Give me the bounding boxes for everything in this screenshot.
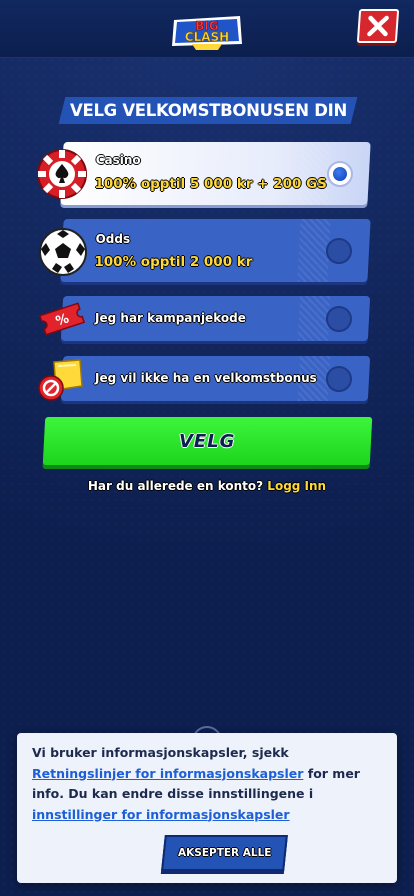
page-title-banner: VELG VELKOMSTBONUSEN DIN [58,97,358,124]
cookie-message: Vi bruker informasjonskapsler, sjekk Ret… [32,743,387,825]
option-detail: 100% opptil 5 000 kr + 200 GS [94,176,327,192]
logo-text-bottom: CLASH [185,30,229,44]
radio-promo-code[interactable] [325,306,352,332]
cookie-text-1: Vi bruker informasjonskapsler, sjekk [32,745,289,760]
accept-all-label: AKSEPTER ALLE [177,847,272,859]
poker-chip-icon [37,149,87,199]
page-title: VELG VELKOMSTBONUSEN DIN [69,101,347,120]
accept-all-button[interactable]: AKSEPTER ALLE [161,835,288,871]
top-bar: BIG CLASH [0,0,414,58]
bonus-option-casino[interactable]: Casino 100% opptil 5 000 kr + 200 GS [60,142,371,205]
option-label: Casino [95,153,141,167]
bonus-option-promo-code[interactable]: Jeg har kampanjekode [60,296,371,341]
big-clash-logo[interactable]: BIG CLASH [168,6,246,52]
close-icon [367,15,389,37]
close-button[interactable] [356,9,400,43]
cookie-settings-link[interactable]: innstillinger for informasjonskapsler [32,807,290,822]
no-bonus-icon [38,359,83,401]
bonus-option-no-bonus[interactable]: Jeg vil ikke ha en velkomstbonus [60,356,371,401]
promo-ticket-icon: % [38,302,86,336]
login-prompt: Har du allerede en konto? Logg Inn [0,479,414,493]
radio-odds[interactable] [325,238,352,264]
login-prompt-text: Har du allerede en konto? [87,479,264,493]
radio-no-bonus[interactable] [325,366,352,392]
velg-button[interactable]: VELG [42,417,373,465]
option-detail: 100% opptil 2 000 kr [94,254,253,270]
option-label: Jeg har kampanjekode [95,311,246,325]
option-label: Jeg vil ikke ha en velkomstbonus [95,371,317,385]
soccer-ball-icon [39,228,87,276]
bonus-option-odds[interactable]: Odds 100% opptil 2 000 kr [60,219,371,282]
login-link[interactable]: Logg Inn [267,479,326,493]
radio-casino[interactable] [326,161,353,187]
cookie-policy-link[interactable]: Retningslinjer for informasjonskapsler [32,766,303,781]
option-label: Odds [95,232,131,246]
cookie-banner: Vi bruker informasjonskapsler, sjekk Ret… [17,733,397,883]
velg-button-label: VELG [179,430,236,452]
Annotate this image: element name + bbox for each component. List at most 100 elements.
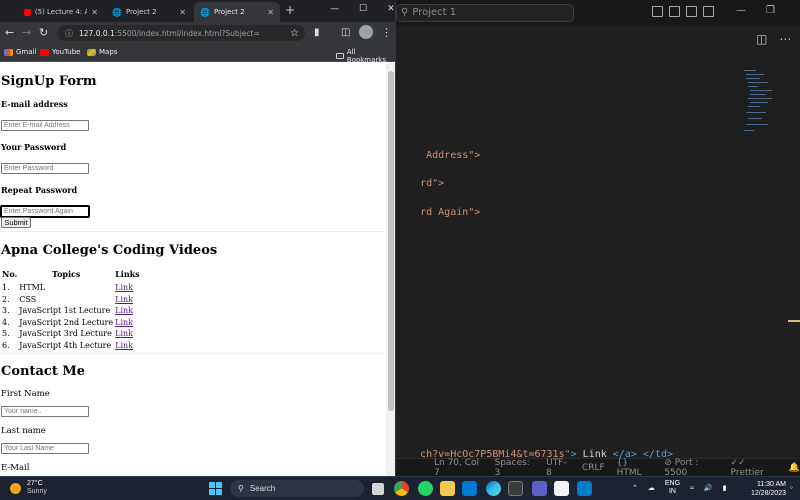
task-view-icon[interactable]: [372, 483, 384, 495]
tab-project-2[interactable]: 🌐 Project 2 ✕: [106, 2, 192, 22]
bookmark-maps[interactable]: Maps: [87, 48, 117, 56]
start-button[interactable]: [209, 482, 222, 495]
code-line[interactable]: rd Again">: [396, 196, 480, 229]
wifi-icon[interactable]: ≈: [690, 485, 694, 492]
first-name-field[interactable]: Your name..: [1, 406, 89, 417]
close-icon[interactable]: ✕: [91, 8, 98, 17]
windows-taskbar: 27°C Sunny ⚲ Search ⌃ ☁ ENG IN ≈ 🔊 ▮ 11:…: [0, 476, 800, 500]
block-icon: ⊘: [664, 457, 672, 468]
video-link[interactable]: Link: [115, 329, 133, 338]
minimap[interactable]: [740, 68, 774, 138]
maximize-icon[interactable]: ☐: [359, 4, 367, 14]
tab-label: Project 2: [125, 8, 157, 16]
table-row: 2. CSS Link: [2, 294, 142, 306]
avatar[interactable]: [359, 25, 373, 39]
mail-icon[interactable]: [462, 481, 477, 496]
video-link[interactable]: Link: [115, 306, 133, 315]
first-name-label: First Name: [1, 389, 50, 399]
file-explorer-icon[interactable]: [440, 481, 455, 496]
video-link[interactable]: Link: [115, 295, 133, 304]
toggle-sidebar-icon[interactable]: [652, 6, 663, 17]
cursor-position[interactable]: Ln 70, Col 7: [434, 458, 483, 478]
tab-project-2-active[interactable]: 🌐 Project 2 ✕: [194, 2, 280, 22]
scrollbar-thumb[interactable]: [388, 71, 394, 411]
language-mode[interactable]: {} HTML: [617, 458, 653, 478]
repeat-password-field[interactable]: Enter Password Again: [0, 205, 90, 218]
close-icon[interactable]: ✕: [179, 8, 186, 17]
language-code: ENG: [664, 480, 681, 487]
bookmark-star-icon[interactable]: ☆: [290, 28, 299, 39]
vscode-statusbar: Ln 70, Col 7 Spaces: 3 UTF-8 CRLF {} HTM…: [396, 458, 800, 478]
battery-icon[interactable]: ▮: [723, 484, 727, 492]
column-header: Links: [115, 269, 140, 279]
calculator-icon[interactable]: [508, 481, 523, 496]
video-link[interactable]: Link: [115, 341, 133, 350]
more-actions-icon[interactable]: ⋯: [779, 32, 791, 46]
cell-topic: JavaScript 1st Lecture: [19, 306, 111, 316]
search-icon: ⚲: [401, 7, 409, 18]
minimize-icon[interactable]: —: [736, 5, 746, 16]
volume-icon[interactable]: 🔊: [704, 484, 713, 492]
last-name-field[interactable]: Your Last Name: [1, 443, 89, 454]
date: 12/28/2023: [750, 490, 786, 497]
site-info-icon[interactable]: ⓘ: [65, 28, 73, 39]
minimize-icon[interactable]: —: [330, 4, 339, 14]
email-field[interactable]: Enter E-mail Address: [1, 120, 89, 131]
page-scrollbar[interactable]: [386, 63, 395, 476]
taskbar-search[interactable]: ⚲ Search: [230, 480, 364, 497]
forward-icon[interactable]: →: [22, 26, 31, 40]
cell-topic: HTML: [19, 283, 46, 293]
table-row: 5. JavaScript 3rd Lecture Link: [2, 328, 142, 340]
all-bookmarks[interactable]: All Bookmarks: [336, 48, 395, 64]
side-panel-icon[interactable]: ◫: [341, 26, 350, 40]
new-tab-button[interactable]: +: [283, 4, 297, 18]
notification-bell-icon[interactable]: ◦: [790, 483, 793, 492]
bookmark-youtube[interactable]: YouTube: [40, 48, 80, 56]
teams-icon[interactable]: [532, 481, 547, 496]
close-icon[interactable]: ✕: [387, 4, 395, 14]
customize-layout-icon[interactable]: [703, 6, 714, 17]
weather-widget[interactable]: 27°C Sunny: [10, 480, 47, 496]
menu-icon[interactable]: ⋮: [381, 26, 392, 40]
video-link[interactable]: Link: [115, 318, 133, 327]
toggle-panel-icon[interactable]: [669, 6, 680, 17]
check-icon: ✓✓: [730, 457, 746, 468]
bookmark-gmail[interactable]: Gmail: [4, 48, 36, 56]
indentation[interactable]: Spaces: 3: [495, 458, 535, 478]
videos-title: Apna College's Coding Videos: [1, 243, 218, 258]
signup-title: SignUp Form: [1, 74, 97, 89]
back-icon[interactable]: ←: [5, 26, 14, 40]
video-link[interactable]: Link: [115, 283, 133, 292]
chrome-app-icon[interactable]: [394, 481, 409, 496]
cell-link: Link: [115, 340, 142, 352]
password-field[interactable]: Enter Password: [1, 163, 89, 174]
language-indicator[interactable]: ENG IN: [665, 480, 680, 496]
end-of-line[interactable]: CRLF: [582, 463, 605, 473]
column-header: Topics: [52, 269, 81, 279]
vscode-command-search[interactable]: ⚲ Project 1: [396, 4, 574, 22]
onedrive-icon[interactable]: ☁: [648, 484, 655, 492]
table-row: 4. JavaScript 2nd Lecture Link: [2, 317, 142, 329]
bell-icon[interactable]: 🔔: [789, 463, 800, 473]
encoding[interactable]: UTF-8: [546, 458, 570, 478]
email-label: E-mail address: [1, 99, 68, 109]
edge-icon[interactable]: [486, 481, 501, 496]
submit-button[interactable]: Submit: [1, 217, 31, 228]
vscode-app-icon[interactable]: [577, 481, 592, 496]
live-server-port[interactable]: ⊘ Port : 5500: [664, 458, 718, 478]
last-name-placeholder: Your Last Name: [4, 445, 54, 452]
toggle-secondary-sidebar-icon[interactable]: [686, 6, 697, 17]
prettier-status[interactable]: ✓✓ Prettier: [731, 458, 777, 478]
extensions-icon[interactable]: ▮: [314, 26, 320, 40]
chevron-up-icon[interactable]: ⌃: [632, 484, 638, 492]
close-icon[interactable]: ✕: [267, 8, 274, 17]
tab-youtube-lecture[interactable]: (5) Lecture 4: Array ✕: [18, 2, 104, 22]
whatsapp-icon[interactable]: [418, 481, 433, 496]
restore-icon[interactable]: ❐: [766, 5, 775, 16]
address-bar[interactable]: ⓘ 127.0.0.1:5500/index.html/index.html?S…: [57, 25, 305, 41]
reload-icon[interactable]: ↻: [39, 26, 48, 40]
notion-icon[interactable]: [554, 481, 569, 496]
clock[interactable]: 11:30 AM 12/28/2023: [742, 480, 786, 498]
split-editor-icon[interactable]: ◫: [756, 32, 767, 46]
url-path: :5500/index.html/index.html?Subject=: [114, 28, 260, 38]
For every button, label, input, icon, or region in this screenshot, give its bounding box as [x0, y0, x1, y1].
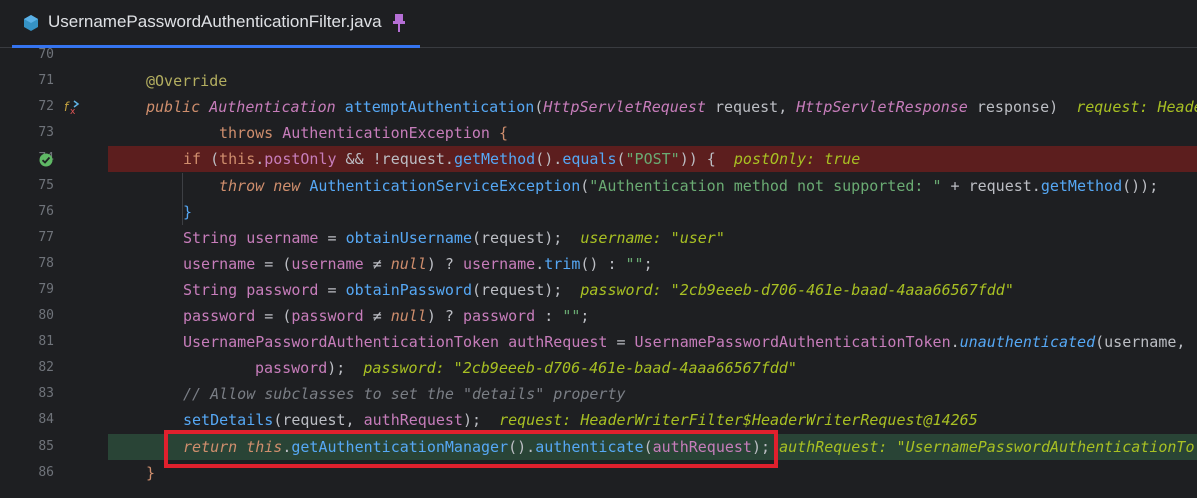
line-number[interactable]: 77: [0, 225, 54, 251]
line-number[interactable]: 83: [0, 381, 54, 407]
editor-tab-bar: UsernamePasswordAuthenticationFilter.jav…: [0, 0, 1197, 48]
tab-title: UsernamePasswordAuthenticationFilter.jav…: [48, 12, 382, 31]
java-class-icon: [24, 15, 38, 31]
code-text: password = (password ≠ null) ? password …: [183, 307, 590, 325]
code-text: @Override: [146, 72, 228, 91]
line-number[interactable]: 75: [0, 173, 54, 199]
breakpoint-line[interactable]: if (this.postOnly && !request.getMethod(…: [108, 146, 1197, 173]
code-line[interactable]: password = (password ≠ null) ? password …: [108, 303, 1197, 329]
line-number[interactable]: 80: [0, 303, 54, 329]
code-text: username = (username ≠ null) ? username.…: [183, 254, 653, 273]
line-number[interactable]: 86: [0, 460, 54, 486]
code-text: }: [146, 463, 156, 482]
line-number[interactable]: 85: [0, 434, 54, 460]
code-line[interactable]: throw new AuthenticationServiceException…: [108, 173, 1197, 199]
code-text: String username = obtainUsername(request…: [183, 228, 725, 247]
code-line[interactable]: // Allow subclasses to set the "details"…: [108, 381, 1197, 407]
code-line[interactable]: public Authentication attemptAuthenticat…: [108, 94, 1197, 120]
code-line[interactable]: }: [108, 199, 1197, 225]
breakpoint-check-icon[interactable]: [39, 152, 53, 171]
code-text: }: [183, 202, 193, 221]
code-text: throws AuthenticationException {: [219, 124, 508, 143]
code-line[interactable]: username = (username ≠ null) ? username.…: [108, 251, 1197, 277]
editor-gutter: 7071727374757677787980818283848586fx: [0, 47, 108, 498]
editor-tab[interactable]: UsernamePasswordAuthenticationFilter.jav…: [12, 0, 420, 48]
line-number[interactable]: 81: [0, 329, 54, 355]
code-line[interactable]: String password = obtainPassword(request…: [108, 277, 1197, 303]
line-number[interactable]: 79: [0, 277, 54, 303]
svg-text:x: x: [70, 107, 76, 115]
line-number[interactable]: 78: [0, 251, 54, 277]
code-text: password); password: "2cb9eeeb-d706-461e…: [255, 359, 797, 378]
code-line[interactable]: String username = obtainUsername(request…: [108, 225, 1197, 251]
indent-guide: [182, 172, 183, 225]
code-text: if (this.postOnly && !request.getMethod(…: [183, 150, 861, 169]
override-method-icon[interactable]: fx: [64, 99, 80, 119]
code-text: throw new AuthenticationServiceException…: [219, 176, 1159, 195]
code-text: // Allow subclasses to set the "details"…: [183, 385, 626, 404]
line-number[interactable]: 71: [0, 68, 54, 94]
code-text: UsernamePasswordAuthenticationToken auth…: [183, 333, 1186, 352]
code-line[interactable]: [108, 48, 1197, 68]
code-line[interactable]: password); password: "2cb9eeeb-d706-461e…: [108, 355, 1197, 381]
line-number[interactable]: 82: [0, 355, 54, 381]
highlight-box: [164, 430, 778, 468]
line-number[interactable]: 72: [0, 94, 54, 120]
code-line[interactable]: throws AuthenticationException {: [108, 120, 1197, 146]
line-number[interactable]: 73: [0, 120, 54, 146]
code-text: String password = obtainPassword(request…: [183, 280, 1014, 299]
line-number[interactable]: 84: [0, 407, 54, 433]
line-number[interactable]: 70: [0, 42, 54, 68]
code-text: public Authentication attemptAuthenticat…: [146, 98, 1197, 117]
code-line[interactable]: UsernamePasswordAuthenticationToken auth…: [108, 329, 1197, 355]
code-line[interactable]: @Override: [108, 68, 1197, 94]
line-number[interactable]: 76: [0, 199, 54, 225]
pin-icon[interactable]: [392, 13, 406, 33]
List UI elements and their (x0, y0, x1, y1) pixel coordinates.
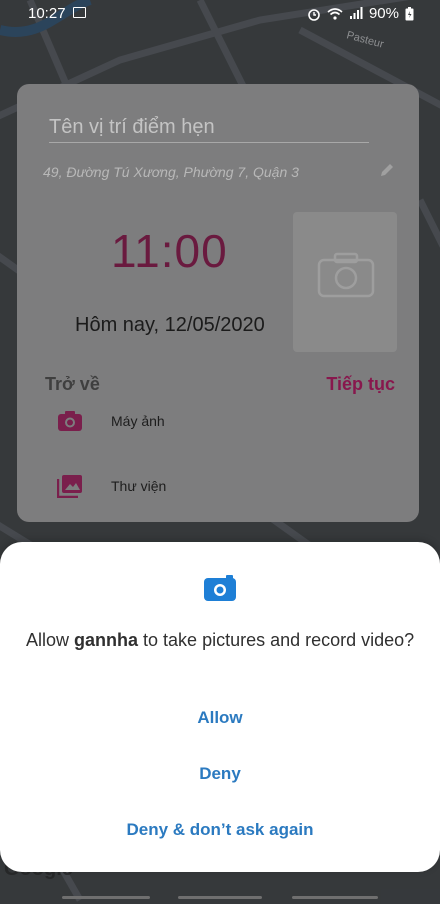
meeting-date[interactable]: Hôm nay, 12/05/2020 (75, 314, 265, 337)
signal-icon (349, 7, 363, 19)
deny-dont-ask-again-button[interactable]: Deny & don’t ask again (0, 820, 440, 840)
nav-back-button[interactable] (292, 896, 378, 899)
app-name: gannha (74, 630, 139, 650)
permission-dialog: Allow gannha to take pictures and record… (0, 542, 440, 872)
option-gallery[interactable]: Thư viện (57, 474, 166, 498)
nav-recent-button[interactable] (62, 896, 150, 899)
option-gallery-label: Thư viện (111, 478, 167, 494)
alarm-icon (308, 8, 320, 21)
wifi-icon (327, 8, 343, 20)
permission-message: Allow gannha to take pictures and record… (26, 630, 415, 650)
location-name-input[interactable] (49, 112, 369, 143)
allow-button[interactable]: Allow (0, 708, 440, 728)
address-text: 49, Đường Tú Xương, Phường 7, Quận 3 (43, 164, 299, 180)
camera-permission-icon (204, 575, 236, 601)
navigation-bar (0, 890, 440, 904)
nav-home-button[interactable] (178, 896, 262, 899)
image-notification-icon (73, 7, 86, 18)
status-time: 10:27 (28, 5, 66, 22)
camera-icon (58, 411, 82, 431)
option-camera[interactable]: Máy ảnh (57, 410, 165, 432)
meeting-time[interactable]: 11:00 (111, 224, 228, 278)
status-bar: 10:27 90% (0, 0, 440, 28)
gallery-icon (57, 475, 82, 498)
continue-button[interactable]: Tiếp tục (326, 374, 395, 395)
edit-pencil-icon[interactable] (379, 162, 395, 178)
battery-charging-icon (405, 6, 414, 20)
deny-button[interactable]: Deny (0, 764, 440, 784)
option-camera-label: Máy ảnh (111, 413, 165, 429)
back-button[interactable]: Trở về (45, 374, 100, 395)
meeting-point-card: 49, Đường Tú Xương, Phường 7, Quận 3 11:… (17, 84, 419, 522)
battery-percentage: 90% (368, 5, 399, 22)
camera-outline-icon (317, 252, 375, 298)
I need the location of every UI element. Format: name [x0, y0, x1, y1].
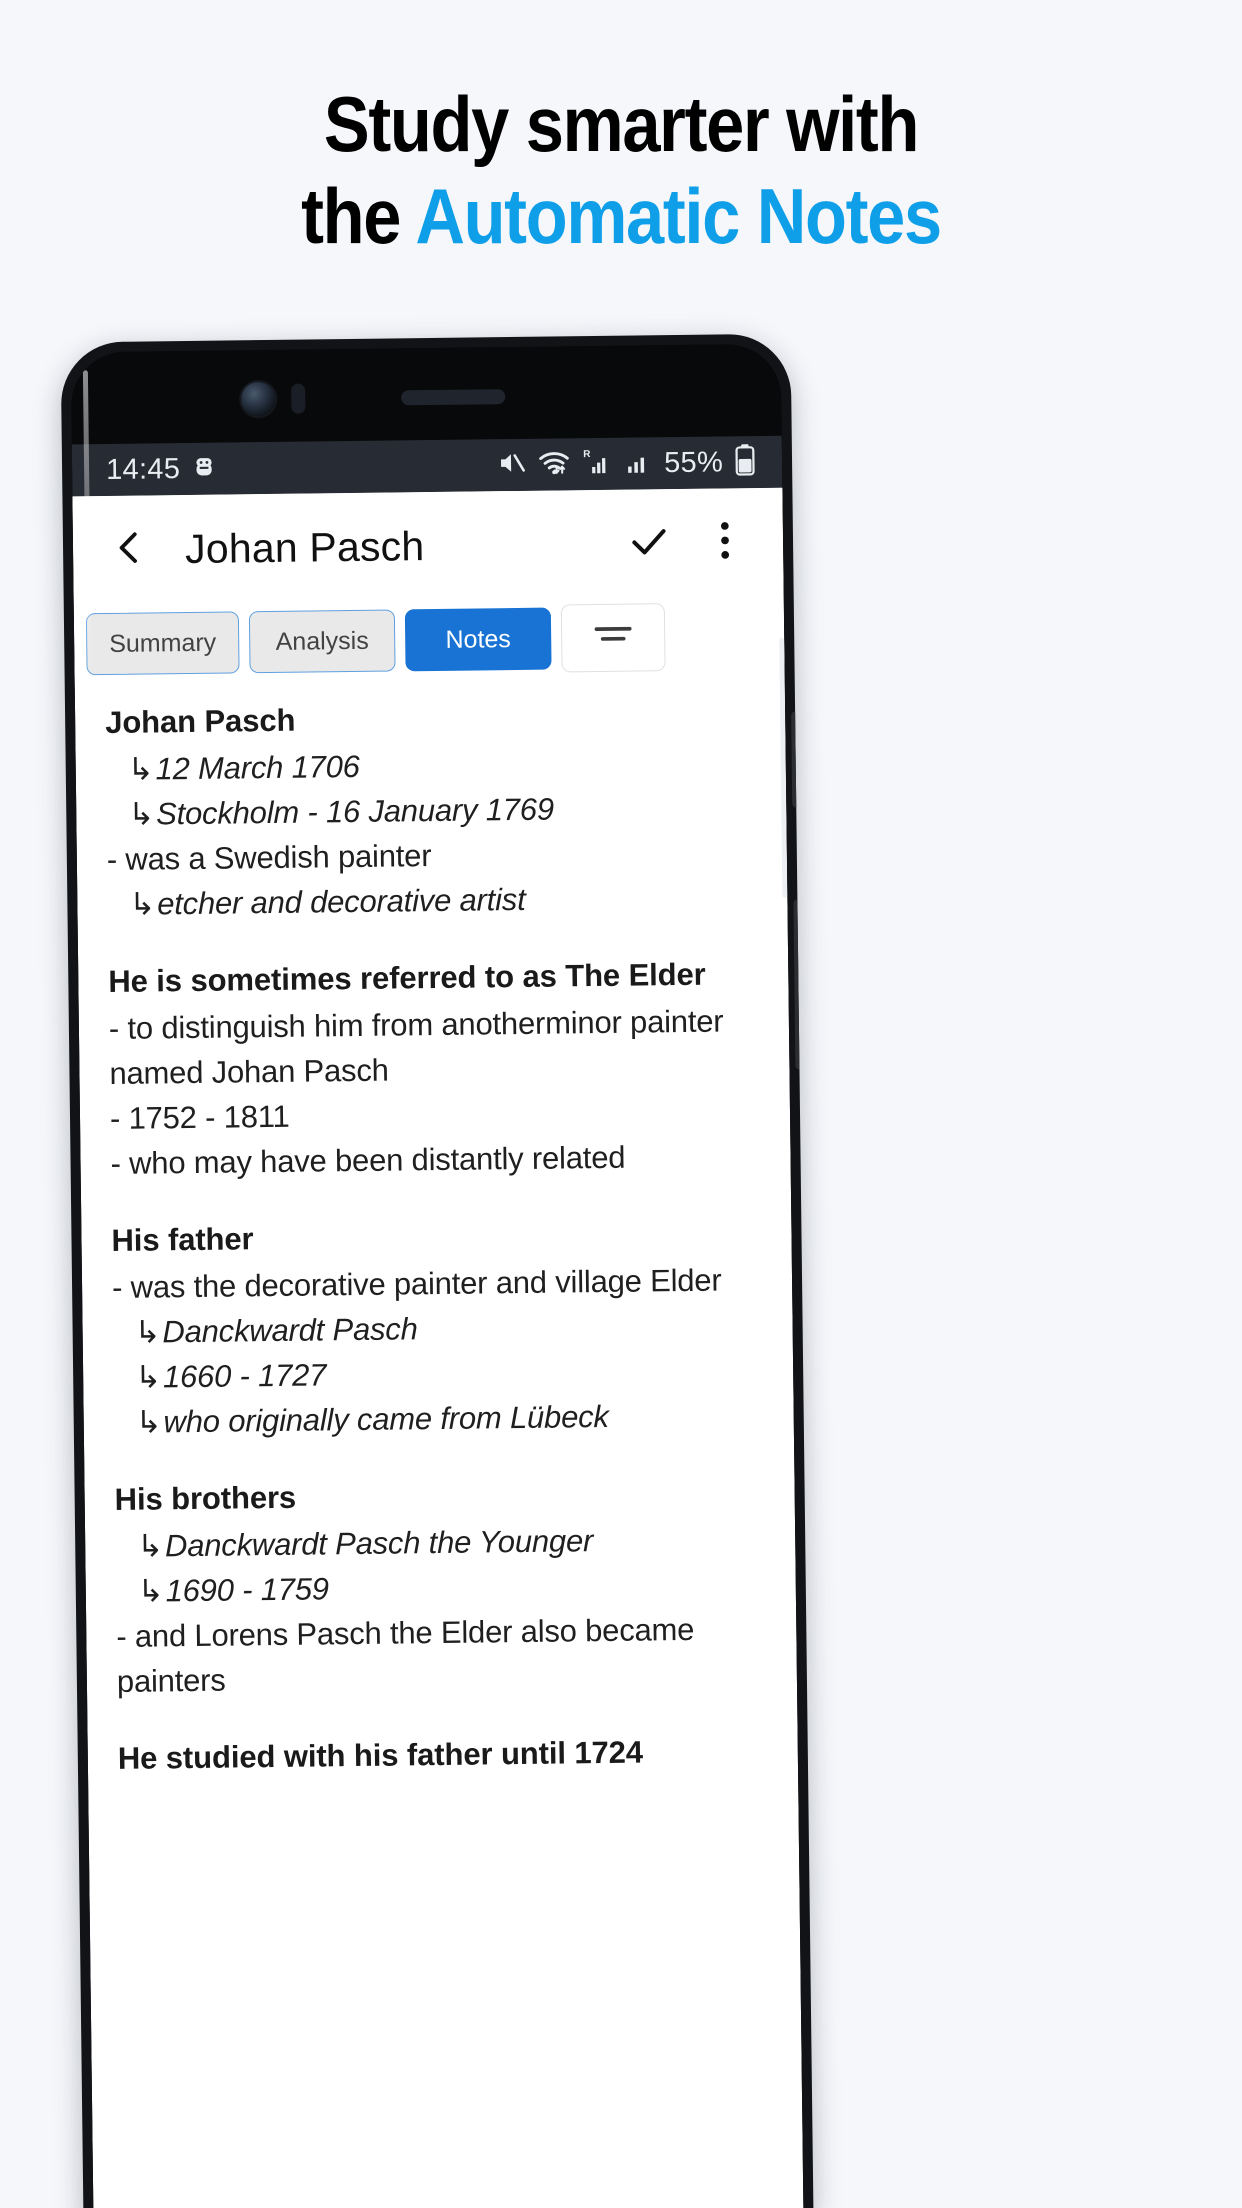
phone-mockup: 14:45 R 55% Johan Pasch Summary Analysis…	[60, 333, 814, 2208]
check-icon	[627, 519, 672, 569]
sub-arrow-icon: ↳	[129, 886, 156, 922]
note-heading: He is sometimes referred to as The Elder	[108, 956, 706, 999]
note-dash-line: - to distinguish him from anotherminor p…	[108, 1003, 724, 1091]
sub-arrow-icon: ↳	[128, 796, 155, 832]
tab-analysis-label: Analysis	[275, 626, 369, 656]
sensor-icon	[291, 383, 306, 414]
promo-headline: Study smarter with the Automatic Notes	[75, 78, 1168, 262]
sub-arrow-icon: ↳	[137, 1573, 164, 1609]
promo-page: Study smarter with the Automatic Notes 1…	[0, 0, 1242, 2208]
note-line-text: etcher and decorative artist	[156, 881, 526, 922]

________________

# Brief:
Copy the items exactly, from the line containing "phone-mockup: 14:45 R" through the end of the items, both ends included.

# Answer to this exercise:
phone-mockup: 14:45 R 55% Johan Pasch Summary Analysis…	[60, 333, 814, 2208]
check-icon	[627, 519, 672, 569]
sub-arrow-icon: ↳	[129, 886, 156, 922]
note-heading: He is sometimes referred to as The Elder	[108, 956, 706, 999]
note-dash-line: - to distinguish him from anotherminor p…	[108, 1003, 724, 1091]
sub-arrow-icon: ↳	[128, 796, 155, 832]
tab-analysis-label: Analysis	[275, 626, 369, 656]
sensor-icon	[291, 383, 306, 414]
promo-headline: Study smarter with the Automatic Notes	[75, 78, 1168, 262]
sub-arrow-icon: ↳	[137, 1573, 164, 1609]
promo-page: Study smarter with the Automatic Notes 1…	[0, 0, 1242, 2208]
note-line-text: etcher and decorative artist	[156, 881, 526, 922]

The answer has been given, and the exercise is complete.